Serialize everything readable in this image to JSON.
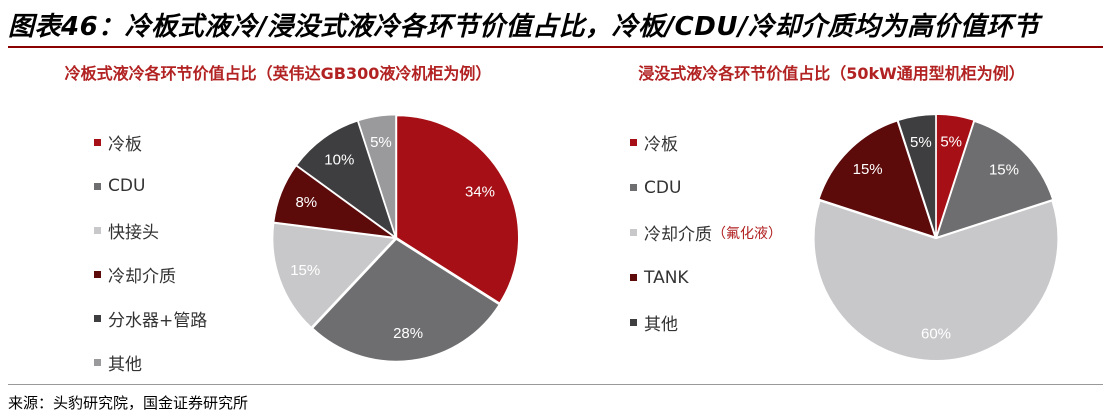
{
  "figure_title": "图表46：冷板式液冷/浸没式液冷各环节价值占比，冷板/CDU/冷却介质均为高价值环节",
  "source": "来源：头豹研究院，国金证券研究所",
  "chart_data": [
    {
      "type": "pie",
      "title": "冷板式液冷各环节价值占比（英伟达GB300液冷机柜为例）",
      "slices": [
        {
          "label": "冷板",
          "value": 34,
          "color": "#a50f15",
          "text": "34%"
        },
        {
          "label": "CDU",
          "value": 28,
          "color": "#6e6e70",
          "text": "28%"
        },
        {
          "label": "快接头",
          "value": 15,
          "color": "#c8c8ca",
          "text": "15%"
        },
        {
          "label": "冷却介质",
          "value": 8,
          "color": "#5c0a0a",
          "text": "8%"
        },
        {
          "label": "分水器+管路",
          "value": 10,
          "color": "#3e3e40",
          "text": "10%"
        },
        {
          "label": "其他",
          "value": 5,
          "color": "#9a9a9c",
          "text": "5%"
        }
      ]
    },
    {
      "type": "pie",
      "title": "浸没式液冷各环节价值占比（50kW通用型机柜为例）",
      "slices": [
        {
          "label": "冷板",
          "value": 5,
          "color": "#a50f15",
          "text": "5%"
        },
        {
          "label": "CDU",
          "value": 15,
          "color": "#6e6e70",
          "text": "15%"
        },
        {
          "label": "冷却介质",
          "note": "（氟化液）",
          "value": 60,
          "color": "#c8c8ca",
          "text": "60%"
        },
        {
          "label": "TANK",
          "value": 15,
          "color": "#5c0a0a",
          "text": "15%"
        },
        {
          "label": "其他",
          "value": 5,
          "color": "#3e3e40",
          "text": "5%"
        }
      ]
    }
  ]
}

* [Aim]: Copy each line of the preceding data that contains the string "浸没式液冷各环节价值占比".

* [Written response]:
  "figure_title": "图表46：冷板式液冷/浸没式液冷各环节价值占比，冷板/CDU/冷却介质均为高价值环节",
      "title": "浸没式液冷各环节价值占比（50kW通用型机柜为例）",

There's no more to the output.